» Work instructions
State only the count of lines in the listing below that hold "start".

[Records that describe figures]
* * * * * * *

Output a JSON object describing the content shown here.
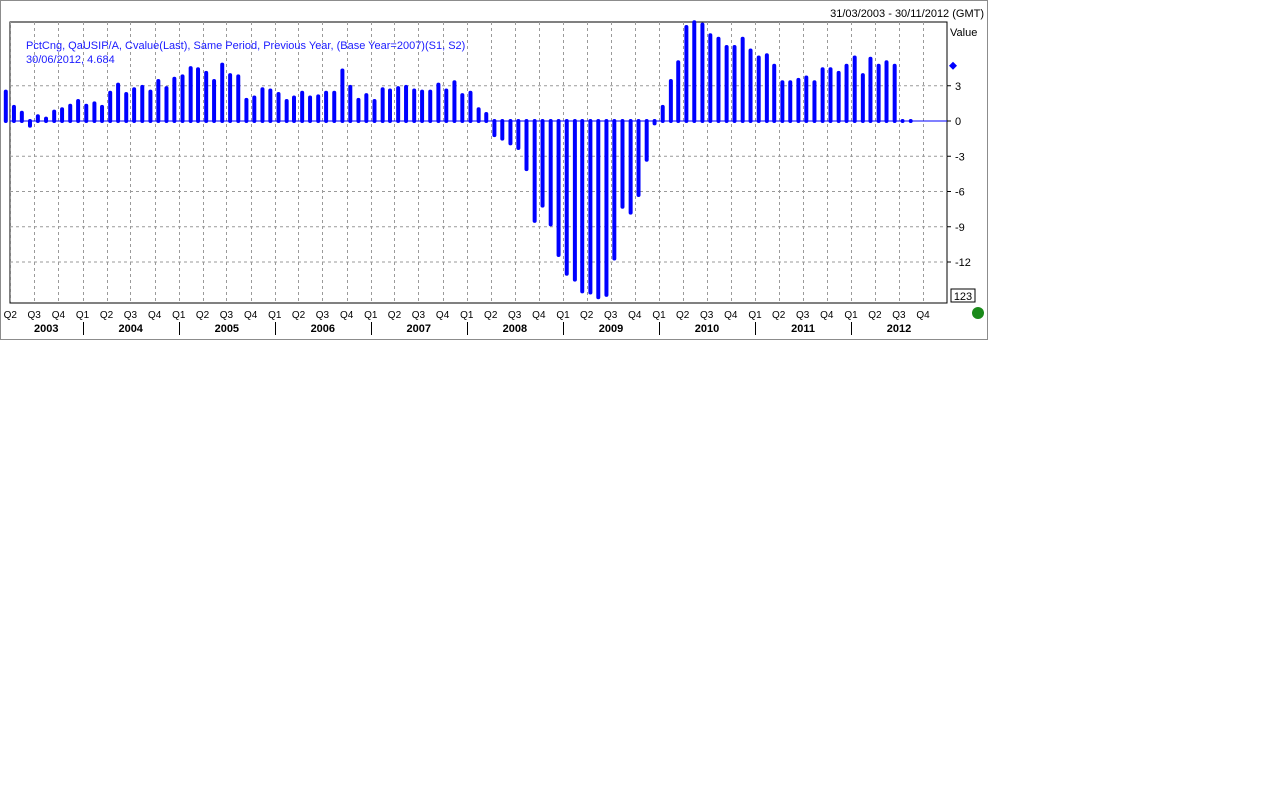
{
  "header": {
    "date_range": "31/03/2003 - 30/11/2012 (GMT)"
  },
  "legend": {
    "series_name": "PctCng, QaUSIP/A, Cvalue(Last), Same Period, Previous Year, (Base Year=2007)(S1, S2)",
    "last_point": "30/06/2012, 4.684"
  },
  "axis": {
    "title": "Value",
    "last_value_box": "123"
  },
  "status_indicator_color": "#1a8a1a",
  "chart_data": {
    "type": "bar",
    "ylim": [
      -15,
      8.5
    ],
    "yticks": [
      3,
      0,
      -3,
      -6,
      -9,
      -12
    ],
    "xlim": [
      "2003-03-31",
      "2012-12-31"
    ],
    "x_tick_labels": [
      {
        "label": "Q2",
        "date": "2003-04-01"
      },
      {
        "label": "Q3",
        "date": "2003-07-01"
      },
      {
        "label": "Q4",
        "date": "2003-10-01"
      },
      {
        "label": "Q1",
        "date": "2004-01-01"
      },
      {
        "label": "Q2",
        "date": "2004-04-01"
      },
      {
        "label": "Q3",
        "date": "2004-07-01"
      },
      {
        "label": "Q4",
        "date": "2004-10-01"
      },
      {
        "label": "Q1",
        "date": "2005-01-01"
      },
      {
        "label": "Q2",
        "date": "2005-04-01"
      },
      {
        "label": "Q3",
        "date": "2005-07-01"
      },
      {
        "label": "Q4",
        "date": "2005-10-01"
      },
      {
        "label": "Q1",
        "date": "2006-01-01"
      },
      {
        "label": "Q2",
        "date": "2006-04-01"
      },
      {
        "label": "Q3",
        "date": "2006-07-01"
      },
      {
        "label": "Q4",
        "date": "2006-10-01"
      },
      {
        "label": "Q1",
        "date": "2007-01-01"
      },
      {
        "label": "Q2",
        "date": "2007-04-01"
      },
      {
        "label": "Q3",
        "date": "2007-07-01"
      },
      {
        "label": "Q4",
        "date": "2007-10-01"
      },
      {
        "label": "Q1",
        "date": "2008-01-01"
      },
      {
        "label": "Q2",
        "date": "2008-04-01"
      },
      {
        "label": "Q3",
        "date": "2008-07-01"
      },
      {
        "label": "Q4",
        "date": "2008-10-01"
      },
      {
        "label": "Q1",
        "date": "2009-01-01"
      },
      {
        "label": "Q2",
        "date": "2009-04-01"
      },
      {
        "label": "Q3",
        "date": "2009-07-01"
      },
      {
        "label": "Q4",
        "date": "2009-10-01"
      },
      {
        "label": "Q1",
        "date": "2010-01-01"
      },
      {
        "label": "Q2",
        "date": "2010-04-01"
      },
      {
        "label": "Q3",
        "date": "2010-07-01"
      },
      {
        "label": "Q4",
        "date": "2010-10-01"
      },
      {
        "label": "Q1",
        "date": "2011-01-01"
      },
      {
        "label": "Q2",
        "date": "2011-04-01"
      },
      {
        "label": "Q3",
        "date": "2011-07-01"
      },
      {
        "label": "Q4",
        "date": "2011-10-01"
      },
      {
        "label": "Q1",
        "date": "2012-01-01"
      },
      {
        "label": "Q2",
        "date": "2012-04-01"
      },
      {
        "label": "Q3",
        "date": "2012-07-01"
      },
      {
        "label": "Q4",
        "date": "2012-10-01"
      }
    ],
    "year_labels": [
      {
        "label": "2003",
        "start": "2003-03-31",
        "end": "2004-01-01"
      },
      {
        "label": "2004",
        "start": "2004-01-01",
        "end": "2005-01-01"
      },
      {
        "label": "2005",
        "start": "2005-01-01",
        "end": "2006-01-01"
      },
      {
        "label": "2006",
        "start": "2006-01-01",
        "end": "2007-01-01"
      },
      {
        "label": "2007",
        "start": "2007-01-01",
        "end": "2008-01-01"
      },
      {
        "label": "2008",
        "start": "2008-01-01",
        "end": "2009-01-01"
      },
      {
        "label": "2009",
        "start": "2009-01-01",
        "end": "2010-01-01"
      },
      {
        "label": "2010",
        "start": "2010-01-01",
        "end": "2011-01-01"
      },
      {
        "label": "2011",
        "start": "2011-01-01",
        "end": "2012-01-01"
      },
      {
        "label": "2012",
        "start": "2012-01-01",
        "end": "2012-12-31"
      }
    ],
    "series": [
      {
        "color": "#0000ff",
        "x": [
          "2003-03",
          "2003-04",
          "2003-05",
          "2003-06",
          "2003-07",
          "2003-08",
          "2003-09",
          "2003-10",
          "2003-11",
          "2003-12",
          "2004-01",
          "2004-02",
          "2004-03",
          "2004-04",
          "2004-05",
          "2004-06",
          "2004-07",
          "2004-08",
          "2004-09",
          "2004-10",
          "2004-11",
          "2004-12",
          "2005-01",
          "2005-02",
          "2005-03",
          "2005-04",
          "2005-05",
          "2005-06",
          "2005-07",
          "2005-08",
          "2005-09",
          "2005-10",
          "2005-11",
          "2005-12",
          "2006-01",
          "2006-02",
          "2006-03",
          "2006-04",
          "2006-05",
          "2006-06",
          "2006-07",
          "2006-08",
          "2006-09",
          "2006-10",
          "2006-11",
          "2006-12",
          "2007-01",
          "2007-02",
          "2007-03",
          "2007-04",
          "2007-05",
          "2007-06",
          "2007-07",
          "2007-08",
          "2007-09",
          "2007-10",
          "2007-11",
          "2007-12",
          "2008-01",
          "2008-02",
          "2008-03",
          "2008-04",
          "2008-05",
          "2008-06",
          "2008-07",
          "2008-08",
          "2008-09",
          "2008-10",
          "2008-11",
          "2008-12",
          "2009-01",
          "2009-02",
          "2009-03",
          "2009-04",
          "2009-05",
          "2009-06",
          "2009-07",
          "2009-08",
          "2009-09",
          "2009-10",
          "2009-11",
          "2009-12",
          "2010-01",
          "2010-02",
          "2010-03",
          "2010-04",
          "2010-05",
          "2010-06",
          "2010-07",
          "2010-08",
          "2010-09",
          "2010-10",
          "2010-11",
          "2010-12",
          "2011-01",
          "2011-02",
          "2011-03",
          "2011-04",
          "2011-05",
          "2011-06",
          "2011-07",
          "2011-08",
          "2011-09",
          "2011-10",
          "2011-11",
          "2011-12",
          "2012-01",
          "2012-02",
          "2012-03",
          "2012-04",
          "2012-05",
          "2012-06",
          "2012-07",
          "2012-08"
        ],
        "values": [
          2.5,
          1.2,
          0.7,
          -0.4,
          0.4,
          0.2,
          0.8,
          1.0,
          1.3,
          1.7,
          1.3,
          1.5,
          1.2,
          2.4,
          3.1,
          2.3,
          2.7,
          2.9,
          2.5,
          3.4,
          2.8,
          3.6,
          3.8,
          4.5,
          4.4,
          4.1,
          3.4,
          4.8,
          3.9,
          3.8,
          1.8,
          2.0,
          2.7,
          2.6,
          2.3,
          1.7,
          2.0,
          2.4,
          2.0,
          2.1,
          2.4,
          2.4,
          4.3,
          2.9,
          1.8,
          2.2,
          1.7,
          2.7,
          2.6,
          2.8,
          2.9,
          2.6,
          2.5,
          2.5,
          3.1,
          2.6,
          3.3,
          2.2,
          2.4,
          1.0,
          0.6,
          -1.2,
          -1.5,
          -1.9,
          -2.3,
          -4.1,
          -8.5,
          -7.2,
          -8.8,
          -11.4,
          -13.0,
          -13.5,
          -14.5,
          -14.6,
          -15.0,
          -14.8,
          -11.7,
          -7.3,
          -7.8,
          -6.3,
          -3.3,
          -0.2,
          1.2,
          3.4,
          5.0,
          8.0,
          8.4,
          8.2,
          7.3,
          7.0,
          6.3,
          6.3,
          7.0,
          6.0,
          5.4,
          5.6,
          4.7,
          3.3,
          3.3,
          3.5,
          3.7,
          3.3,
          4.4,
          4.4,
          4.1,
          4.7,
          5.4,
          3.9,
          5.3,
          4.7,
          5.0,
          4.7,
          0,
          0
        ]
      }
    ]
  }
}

* * * * * * *

» Answer to the task
10